** START **
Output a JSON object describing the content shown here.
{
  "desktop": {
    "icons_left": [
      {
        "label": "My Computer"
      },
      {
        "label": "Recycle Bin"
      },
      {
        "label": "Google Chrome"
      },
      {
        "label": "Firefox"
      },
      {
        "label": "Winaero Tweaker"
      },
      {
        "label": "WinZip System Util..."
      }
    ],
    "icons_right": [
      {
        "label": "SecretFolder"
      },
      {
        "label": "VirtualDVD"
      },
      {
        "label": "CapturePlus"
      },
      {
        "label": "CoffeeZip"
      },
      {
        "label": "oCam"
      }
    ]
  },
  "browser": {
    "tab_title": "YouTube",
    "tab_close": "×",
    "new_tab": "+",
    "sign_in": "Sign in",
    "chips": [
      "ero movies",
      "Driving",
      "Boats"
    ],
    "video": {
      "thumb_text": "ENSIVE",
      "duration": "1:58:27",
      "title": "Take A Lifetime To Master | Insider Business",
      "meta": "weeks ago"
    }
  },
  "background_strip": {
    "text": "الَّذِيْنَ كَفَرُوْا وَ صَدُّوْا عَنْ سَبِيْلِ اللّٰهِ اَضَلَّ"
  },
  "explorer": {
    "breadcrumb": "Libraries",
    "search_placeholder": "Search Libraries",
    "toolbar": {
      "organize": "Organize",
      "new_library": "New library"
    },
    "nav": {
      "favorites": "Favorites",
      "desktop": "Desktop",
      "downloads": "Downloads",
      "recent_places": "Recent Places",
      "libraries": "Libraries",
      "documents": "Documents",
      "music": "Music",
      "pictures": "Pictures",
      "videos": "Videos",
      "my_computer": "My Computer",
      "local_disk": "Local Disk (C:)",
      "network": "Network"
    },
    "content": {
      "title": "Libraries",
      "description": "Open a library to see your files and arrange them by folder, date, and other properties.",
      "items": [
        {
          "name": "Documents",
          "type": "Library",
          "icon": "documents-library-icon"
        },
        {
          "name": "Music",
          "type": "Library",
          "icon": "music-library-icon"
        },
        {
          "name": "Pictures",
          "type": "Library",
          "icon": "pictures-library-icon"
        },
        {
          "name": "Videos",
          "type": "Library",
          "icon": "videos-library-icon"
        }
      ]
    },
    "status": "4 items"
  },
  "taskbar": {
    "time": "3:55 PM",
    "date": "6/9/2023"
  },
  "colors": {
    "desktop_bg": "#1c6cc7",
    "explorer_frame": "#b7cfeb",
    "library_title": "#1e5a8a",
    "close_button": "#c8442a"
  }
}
** END **
What to do: Return the whole listing exactly, with every line included.

Solution to this problem:
Output a JSON object describing the content shown here.
{
  "desktop": {
    "icons_left": [
      {
        "label": "My Computer"
      },
      {
        "label": "Recycle Bin"
      },
      {
        "label": "Google Chrome"
      },
      {
        "label": "Firefox"
      },
      {
        "label": "Winaero Tweaker"
      },
      {
        "label": "WinZip System Util..."
      }
    ],
    "icons_right": [
      {
        "label": "SecretFolder"
      },
      {
        "label": "VirtualDVD"
      },
      {
        "label": "CapturePlus"
      },
      {
        "label": "CoffeeZip"
      },
      {
        "label": "oCam"
      }
    ]
  },
  "browser": {
    "tab_title": "YouTube",
    "tab_close": "×",
    "new_tab": "+",
    "sign_in": "Sign in",
    "chips": [
      "ero movies",
      "Driving",
      "Boats"
    ],
    "video": {
      "thumb_text": "ENSIVE",
      "duration": "1:58:27",
      "title": "Take A Lifetime To Master | Insider Business",
      "meta": "weeks ago"
    }
  },
  "background_strip": {
    "text": "الَّذِيْنَ كَفَرُوْا وَ صَدُّوْا عَنْ سَبِيْلِ اللّٰهِ اَضَلَّ"
  },
  "explorer": {
    "breadcrumb": "Libraries",
    "search_placeholder": "Search Libraries",
    "toolbar": {
      "organize": "Organize",
      "new_library": "New library"
    },
    "nav": {
      "favorites": "Favorites",
      "desktop": "Desktop",
      "downloads": "Downloads",
      "recent_places": "Recent Places",
      "libraries": "Libraries",
      "documents": "Documents",
      "music": "Music",
      "pictures": "Pictures",
      "videos": "Videos",
      "my_computer": "My Computer",
      "local_disk": "Local Disk (C:)",
      "network": "Network"
    },
    "content": {
      "title": "Libraries",
      "description": "Open a library to see your files and arrange them by folder, date, and other properties.",
      "items": [
        {
          "name": "Documents",
          "type": "Library",
          "icon": "documents-library-icon"
        },
        {
          "name": "Music",
          "type": "Library",
          "icon": "music-library-icon"
        },
        {
          "name": "Pictures",
          "type": "Library",
          "icon": "pictures-library-icon"
        },
        {
          "name": "Videos",
          "type": "Library",
          "icon": "videos-library-icon"
        }
      ]
    },
    "status": "4 items"
  },
  "taskbar": {
    "time": "3:55 PM",
    "date": "6/9/2023"
  },
  "colors": {
    "desktop_bg": "#1c6cc7",
    "explorer_frame": "#b7cfeb",
    "library_title": "#1e5a8a",
    "close_button": "#c8442a"
  }
}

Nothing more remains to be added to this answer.